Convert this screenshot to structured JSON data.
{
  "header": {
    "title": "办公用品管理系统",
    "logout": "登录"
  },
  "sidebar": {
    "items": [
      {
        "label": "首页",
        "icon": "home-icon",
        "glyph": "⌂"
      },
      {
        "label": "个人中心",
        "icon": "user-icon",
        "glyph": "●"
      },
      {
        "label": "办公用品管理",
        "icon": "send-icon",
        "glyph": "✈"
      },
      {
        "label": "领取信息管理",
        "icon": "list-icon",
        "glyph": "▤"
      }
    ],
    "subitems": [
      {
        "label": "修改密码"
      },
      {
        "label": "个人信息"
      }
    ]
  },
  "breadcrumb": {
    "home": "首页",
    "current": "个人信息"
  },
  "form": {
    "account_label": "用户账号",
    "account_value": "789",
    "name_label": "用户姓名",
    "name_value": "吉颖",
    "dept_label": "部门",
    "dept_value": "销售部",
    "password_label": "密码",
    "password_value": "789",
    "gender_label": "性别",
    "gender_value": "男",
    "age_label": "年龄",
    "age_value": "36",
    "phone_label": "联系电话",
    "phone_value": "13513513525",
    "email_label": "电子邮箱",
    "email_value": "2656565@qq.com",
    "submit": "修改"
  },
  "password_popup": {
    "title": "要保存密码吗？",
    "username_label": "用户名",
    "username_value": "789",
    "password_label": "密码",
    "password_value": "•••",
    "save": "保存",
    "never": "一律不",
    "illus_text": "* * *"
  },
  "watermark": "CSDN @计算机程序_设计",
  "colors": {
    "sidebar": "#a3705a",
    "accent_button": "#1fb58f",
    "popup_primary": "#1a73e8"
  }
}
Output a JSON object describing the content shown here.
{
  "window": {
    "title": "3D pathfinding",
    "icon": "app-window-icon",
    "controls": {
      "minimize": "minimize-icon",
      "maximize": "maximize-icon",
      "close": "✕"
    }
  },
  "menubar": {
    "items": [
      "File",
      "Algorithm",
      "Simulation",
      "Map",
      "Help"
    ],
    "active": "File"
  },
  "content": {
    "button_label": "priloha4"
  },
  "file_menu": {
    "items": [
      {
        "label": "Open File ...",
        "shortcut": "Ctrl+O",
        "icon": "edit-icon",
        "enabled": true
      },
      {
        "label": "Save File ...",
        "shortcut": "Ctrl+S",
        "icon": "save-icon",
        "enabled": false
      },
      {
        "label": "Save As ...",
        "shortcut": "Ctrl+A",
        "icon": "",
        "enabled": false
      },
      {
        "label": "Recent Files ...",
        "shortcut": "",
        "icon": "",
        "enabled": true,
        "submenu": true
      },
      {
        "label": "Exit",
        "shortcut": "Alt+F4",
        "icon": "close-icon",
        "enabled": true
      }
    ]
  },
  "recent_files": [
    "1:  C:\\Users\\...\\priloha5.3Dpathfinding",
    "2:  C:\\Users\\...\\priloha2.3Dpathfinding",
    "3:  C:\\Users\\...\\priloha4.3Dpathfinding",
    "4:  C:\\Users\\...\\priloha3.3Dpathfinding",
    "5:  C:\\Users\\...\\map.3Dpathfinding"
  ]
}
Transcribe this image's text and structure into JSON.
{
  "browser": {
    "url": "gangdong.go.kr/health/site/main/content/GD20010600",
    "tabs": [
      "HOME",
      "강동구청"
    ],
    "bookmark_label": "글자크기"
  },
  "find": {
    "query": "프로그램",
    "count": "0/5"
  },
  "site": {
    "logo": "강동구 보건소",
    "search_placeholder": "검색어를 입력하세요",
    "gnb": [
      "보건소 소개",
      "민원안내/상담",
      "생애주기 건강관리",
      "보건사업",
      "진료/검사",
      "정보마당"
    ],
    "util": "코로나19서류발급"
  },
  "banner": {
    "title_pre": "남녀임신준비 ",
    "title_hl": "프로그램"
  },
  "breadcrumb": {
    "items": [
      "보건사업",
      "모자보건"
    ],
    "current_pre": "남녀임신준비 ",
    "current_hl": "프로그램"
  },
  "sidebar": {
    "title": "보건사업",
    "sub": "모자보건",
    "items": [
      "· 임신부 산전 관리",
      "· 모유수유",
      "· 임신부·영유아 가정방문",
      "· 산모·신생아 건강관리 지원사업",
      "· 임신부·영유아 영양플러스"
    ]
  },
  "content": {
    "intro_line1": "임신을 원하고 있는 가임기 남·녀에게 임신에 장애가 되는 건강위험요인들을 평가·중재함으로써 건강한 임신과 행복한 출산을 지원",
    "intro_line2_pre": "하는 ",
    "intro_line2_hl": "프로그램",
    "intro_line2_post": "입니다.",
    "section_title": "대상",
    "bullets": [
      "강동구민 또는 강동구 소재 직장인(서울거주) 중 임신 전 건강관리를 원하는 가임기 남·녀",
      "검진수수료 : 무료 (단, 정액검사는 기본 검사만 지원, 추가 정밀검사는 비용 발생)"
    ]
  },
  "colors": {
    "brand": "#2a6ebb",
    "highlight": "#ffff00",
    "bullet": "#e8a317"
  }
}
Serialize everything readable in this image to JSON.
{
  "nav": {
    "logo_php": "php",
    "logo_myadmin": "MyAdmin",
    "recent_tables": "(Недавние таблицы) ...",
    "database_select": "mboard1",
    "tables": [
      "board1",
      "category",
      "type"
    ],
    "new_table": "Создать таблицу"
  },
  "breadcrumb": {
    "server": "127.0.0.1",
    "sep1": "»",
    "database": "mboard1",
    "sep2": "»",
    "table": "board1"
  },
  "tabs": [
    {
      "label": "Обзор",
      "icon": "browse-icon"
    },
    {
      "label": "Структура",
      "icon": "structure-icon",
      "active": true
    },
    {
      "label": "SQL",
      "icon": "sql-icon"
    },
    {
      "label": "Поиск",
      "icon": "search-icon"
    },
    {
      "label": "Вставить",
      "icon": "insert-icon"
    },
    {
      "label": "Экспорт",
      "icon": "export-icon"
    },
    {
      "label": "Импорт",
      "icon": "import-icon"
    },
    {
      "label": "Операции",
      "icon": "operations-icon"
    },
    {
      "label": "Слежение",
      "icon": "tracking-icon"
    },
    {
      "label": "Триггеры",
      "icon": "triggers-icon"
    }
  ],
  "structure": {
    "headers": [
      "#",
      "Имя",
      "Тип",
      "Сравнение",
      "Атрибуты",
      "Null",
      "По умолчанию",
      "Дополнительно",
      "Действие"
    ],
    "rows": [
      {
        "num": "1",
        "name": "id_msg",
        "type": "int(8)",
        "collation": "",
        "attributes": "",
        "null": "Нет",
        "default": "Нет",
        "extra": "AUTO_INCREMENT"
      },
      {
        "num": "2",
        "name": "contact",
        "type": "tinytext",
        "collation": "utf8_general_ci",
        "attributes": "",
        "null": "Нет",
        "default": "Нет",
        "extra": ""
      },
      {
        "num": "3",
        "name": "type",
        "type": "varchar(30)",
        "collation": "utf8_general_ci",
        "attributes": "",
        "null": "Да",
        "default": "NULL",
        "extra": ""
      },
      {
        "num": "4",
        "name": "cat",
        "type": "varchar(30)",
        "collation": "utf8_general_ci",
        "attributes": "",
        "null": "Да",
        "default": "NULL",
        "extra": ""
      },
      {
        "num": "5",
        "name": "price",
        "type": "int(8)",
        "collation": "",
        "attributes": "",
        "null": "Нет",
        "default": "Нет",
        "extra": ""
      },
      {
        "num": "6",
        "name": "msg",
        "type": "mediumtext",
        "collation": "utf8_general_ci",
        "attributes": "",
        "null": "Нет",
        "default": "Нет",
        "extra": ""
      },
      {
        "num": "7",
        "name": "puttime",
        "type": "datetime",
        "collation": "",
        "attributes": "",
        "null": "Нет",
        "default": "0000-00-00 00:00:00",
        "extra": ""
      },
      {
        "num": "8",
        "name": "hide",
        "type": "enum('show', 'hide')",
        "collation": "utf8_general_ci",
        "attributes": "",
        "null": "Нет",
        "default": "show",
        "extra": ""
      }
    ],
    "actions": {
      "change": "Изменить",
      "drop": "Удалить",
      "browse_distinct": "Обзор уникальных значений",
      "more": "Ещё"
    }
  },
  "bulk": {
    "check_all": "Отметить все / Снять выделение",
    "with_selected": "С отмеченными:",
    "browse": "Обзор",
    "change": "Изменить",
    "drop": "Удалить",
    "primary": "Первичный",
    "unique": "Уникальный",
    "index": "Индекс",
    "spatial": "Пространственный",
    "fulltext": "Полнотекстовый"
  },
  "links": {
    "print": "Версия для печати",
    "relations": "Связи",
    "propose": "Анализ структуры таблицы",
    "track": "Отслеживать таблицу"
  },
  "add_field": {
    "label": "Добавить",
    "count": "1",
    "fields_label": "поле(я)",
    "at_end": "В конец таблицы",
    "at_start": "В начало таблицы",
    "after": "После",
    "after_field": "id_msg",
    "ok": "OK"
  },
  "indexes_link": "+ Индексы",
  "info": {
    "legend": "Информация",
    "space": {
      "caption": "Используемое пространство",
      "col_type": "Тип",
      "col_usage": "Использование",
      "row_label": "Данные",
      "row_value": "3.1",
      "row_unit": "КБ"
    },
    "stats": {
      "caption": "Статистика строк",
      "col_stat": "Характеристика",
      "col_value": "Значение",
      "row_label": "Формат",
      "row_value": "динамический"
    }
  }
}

────────────────

_What you should do_: Copy each line above that contains the string "JSON".

_Exercise solution_:
Convert this screenshot to structured JSON data.
Output a JSON object describing the content shown here.
Transcribe this image's text and structure into JSON.
Serialize everything readable in this image to JSON.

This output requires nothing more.